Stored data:
◇ ◇ ◇ ◇
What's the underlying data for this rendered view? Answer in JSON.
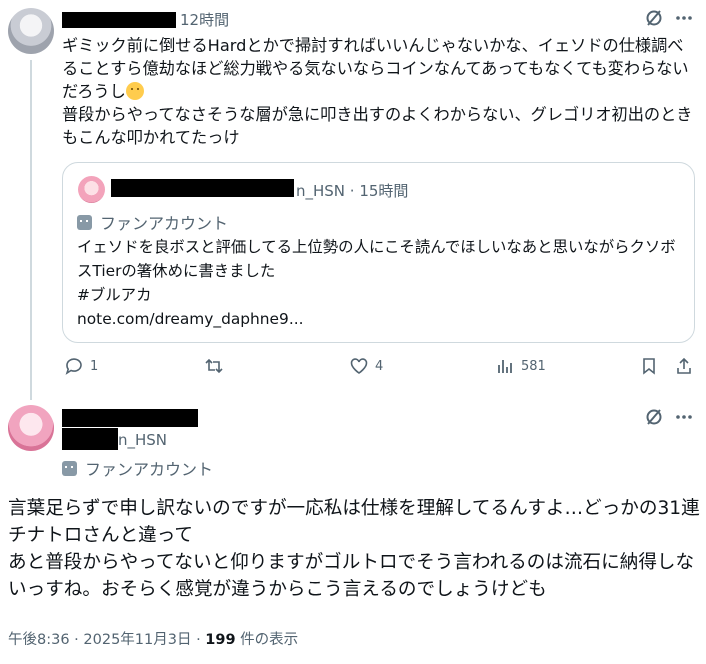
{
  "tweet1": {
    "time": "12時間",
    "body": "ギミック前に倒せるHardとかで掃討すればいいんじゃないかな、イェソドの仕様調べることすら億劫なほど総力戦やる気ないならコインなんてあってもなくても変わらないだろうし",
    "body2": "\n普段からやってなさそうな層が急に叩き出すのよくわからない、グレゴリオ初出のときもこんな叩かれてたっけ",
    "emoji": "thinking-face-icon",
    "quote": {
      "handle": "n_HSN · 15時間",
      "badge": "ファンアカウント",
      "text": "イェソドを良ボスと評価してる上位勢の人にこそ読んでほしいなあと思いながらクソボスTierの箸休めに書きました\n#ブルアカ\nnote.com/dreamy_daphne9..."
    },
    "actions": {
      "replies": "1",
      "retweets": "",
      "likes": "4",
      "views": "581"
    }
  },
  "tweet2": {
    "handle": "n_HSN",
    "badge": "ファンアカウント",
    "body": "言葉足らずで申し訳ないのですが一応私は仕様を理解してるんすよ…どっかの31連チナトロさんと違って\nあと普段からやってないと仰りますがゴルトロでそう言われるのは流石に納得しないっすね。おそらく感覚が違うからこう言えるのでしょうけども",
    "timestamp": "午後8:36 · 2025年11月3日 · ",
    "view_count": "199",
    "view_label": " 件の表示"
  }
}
◇ ◇ ◇ ◇
Pictures stay out; reproduce every line of the records exactly.

What's the underlying data for this rendered view? Answer in JSON.
{
  "tweet1": {
    "time": "12時間",
    "body": "ギミック前に倒せるHardとかで掃討すればいいんじゃないかな、イェソドの仕様調べることすら億劫なほど総力戦やる気ないならコインなんてあってもなくても変わらないだろうし",
    "body2": "\n普段からやってなさそうな層が急に叩き出すのよくわからない、グレゴリオ初出のときもこんな叩かれてたっけ",
    "emoji": "thinking-face-icon",
    "quote": {
      "handle": "n_HSN · 15時間",
      "badge": "ファンアカウント",
      "text": "イェソドを良ボスと評価してる上位勢の人にこそ読んでほしいなあと思いながらクソボスTierの箸休めに書きました\n#ブルアカ\nnote.com/dreamy_daphne9..."
    },
    "actions": {
      "replies": "1",
      "retweets": "",
      "likes": "4",
      "views": "581"
    }
  },
  "tweet2": {
    "handle": "n_HSN",
    "badge": "ファンアカウント",
    "body": "言葉足らずで申し訳ないのですが一応私は仕様を理解してるんすよ…どっかの31連チナトロさんと違って\nあと普段からやってないと仰りますがゴルトロでそう言われるのは流石に納得しないっすね。おそらく感覚が違うからこう言えるのでしょうけども",
    "timestamp": "午後8:36 · 2025年11月3日 · ",
    "view_count": "199",
    "view_label": " 件の表示"
  }
}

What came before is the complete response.